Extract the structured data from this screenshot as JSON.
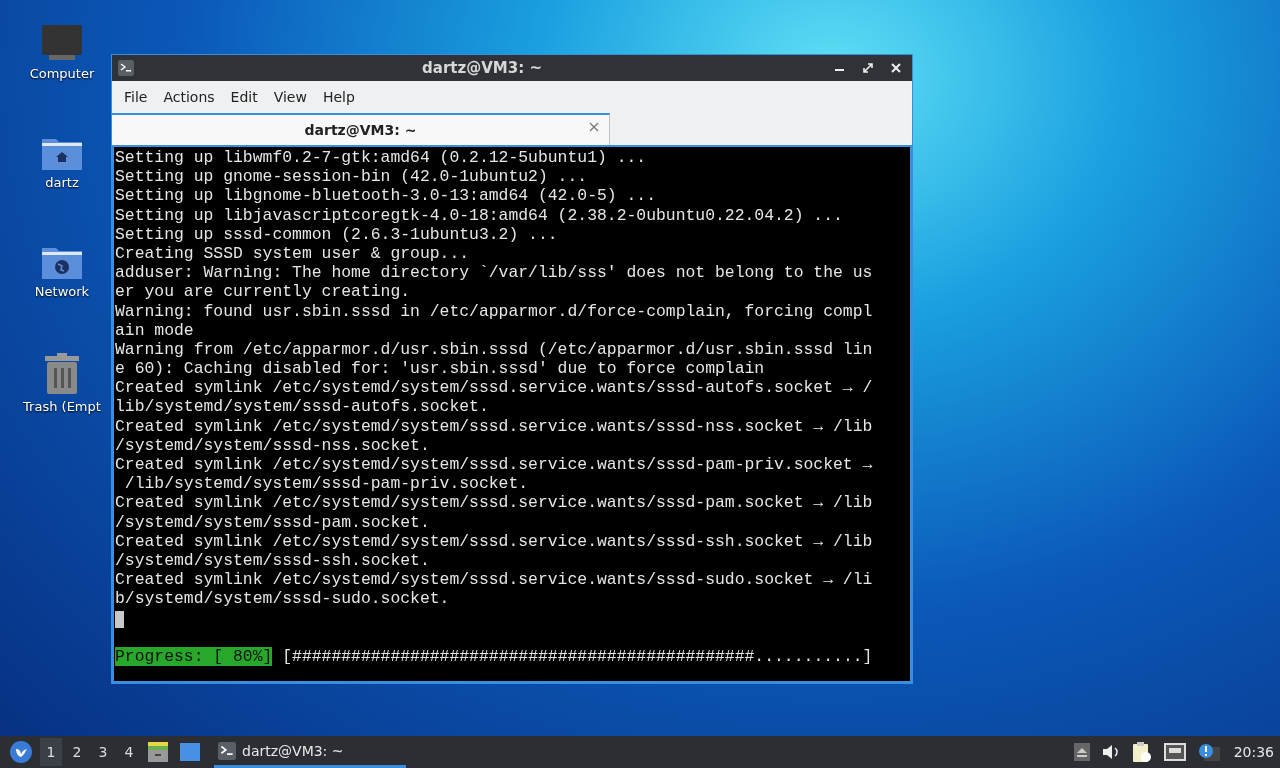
{
  "desktop_icons": [
    {
      "kind": "computer",
      "label": "Computer"
    },
    {
      "kind": "home",
      "label": "dartz"
    },
    {
      "kind": "network",
      "label": "Network"
    },
    {
      "kind": "trash",
      "label": "Trash (Empt"
    }
  ],
  "window": {
    "title": "dartz@VM3: ~",
    "menu": [
      "File",
      "Actions",
      "Edit",
      "View",
      "Help"
    ],
    "tabs": [
      {
        "label": "dartz@VM3: ~",
        "selected": true
      }
    ],
    "terminal_lines": [
      {
        "kind": "text",
        "text": "Setting up libwmf0.2-7-gtk:amd64 (0.2.12-5ubuntu1) ..."
      },
      {
        "kind": "text",
        "text": "Setting up gnome-session-bin (42.0-1ubuntu2) ..."
      },
      {
        "kind": "text",
        "text": "Setting up libgnome-bluetooth-3.0-13:amd64 (42.0-5) ..."
      },
      {
        "kind": "text",
        "text": "Setting up libjavascriptcoregtk-4.0-18:amd64 (2.38.2-0ubuntu0.22.04.2) ..."
      },
      {
        "kind": "text",
        "text": "Setting up sssd-common (2.6.3-1ubuntu3.2) ..."
      },
      {
        "kind": "text",
        "text": "Creating SSSD system user & group..."
      },
      {
        "kind": "text",
        "text": "adduser: Warning: The home directory `/var/lib/sss' does not belong to the us"
      },
      {
        "kind": "text",
        "text": "er you are currently creating."
      },
      {
        "kind": "text",
        "text": "Warning: found usr.sbin.sssd in /etc/apparmor.d/force-complain, forcing compl"
      },
      {
        "kind": "text",
        "text": "ain mode"
      },
      {
        "kind": "text",
        "text": "Warning from /etc/apparmor.d/usr.sbin.sssd (/etc/apparmor.d/usr.sbin.sssd lin"
      },
      {
        "kind": "text",
        "text": "e 60): Caching disabled for: 'usr.sbin.sssd' due to force complain"
      },
      {
        "kind": "text",
        "text": "Created symlink /etc/systemd/system/sssd.service.wants/sssd-autofs.socket → /"
      },
      {
        "kind": "text",
        "text": "lib/systemd/system/sssd-autofs.socket."
      },
      {
        "kind": "text",
        "text": "Created symlink /etc/systemd/system/sssd.service.wants/sssd-nss.socket → /lib"
      },
      {
        "kind": "text",
        "text": "/systemd/system/sssd-nss.socket."
      },
      {
        "kind": "text",
        "text": "Created symlink /etc/systemd/system/sssd.service.wants/sssd-pam-priv.socket →"
      },
      {
        "kind": "text",
        "text": " /lib/systemd/system/sssd-pam-priv.socket."
      },
      {
        "kind": "text",
        "text": "Created symlink /etc/systemd/system/sssd.service.wants/sssd-pam.socket → /lib"
      },
      {
        "kind": "text",
        "text": "/systemd/system/sssd-pam.socket."
      },
      {
        "kind": "text",
        "text": "Created symlink /etc/systemd/system/sssd.service.wants/sssd-ssh.socket → /lib"
      },
      {
        "kind": "text",
        "text": "/systemd/system/sssd-ssh.socket."
      },
      {
        "kind": "text",
        "text": "Created symlink /etc/systemd/system/sssd.service.wants/sssd-sudo.socket → /li"
      },
      {
        "kind": "text",
        "text": "b/systemd/system/sssd-sudo.socket."
      },
      {
        "kind": "cursor"
      },
      {
        "kind": "blank"
      },
      {
        "kind": "progress",
        "label": "Progress: [ 80%]",
        "bar": "[###############################################...........]"
      }
    ]
  },
  "taskbar": {
    "workspaces": [
      {
        "label": "1",
        "selected": true
      },
      {
        "label": "2",
        "selected": false
      },
      {
        "label": "3",
        "selected": false
      },
      {
        "label": "4",
        "selected": false
      }
    ],
    "tasks": [
      {
        "label": "dartz@VM3: ~",
        "selected": true
      }
    ],
    "clock": "20:36"
  }
}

..........

Aim of the exercise: Copy down every line of the material above that includes the string "from".

Solution for this problem:
Extract the structured data from this screenshot as JSON.
        "text": "Warning from /etc/apparmor.d/usr.sbin.sssd (/etc/apparmor.d/usr.sbin.sssd lin"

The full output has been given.